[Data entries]

▬▬▬

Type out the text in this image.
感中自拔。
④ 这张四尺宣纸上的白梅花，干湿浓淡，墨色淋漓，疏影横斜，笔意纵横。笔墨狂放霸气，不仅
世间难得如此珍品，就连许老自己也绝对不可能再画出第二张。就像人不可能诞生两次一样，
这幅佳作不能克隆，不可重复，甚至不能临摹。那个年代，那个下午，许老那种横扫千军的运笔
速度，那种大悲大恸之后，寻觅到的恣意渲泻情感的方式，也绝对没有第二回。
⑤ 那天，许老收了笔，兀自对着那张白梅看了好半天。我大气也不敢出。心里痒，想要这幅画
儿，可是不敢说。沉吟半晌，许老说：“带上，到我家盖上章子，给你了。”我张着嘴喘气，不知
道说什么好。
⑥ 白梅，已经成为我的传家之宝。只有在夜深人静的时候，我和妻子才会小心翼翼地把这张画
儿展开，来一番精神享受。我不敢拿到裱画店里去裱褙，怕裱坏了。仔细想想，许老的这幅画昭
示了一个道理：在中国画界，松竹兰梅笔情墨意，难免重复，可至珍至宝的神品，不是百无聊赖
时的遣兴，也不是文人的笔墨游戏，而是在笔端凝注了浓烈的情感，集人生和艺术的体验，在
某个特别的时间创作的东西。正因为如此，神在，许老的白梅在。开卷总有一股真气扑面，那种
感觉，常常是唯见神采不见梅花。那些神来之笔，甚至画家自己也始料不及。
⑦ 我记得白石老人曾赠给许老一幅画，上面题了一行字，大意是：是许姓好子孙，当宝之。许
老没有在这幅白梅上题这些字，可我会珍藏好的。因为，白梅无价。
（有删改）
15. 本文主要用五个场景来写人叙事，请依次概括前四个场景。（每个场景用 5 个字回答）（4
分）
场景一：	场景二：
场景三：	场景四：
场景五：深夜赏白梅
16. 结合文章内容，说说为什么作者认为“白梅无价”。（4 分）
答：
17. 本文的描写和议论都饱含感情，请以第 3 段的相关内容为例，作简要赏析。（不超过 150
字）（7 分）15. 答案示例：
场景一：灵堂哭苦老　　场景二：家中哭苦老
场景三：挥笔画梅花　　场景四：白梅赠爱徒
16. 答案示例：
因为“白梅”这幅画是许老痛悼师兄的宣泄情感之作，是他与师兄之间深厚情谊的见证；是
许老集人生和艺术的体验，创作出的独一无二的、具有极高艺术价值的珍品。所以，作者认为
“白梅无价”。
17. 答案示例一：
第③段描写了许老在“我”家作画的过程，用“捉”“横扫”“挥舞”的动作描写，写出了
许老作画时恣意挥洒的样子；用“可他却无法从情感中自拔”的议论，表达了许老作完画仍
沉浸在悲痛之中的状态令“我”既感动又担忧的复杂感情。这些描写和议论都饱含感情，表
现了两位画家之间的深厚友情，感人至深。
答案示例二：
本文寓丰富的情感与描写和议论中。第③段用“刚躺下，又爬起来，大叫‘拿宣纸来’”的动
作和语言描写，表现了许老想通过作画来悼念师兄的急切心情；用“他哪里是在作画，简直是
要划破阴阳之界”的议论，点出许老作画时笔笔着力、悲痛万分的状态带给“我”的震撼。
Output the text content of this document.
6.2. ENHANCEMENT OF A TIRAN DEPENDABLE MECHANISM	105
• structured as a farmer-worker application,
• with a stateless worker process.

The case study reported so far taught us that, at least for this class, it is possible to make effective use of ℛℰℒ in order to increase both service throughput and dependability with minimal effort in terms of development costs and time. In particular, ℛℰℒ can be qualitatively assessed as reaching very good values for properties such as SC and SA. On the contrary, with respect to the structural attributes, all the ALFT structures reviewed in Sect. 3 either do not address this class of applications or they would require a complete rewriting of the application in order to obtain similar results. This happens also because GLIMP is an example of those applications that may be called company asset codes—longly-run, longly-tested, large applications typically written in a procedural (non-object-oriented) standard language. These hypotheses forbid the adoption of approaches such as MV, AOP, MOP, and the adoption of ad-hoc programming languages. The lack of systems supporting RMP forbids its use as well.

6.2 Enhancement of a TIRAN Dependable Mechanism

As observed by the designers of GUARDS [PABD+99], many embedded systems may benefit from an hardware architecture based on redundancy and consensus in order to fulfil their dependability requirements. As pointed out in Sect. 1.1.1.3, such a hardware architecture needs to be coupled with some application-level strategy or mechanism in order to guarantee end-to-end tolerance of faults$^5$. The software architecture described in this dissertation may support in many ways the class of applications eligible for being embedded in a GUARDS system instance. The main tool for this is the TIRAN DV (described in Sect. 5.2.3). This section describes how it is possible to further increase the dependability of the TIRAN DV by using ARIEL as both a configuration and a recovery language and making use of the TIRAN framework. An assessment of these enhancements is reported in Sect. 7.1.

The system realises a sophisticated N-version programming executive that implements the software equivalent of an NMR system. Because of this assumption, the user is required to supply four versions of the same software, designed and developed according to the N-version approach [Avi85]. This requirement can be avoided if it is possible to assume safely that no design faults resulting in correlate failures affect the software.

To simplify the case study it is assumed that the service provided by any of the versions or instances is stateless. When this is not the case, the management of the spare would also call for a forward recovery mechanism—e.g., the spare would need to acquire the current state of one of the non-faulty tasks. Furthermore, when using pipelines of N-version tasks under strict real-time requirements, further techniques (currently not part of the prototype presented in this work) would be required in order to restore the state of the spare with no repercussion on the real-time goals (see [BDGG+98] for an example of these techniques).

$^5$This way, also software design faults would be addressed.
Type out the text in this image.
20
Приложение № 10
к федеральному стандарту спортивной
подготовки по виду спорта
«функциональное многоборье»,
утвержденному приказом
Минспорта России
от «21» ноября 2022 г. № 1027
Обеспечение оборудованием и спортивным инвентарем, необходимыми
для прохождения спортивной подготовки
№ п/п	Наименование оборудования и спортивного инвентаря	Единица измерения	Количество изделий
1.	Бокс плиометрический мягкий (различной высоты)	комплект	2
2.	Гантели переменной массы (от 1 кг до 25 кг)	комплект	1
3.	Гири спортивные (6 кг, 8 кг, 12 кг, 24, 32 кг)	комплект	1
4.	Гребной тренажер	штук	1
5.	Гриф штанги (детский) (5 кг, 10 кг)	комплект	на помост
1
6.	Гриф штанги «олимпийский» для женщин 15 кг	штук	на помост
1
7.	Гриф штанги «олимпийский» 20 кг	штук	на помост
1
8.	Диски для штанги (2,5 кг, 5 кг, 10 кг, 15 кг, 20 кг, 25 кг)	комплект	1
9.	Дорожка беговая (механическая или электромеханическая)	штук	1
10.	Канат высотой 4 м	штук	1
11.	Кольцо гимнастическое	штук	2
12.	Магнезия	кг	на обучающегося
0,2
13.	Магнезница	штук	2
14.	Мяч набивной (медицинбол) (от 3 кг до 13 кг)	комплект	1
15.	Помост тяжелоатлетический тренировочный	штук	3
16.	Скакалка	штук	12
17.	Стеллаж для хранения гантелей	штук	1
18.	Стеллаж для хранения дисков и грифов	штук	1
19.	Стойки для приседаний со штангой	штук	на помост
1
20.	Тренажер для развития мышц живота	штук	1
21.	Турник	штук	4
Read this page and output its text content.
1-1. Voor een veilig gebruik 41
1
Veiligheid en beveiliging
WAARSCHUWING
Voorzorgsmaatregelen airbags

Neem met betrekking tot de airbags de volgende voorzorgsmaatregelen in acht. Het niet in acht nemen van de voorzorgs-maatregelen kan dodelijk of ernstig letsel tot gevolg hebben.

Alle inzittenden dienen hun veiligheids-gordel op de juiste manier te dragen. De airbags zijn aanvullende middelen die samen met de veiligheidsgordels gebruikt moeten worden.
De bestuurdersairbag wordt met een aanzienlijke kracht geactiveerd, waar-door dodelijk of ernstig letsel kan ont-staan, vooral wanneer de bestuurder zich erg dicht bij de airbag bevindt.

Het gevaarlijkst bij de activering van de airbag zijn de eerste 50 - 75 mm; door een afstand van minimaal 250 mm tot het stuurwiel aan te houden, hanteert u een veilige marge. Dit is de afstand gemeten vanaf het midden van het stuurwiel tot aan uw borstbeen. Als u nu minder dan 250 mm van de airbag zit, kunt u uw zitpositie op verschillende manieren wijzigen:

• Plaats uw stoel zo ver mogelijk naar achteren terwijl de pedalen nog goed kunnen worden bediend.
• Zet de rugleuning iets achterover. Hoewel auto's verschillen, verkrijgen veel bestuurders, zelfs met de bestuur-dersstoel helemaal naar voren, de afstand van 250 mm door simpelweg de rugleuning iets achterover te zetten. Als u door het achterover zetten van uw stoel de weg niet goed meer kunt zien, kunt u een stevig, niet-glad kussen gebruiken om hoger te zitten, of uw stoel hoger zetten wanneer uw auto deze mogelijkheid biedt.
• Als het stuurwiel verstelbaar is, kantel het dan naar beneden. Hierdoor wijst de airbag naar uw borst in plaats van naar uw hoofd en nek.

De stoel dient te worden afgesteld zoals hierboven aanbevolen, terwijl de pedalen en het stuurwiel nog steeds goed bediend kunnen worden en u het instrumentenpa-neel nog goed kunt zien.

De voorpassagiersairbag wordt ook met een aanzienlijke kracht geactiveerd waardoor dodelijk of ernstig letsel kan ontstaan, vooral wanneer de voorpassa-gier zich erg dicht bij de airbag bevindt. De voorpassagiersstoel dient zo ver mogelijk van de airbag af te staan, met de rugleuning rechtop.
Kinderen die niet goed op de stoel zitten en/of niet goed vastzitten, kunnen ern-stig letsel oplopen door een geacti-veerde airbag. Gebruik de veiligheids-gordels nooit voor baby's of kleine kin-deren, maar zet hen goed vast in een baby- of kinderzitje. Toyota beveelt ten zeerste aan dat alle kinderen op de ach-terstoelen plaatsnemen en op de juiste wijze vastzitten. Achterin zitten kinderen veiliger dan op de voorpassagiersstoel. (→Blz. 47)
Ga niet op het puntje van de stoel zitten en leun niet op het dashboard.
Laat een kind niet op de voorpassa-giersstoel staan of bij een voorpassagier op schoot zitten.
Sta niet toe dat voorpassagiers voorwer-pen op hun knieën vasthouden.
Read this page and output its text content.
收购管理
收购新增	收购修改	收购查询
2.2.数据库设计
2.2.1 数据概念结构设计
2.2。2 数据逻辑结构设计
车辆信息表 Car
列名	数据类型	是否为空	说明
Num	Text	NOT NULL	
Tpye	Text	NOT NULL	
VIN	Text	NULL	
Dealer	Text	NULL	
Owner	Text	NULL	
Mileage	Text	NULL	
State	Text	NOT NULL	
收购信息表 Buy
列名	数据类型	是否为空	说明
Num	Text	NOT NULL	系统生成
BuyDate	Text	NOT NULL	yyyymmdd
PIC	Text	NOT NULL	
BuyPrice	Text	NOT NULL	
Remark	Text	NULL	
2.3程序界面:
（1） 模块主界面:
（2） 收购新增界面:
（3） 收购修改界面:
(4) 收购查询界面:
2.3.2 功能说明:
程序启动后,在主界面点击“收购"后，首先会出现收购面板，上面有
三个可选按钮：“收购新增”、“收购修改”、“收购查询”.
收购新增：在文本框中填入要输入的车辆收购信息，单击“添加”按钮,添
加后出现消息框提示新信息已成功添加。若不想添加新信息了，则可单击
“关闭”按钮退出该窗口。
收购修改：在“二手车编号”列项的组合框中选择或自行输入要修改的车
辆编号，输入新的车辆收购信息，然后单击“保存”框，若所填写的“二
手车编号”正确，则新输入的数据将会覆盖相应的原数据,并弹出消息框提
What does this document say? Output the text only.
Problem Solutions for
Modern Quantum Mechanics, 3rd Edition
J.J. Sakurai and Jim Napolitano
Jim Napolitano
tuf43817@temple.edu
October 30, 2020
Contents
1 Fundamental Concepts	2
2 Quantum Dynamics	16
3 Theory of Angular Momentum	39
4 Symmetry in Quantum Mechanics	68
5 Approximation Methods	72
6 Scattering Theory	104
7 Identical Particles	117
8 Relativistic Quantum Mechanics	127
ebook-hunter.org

▬▬▬

From the data above, copy each line that holds "комплект".

1.	Бокс плиометрический мягкий (различной высоты)	комплект	2
2.	Гантели переменной массы (от 1 кг до 25 кг)	комплект	1
3.	Гири спортивные (6 кг, 8 кг, 12 кг, 24, 32 кг)	комплект	1
5.	Гриф штанги (детский) (5 кг, 10 кг)	комплект	на помост
8.	Диски для штанги (2,5 кг, 5 кг, 10 кг, 15 кг, 20 кг, 25 кг)	комплект	1
14.	Мяч набивной (медицинбол) (от 3 кг до 13 кг)	комплект	1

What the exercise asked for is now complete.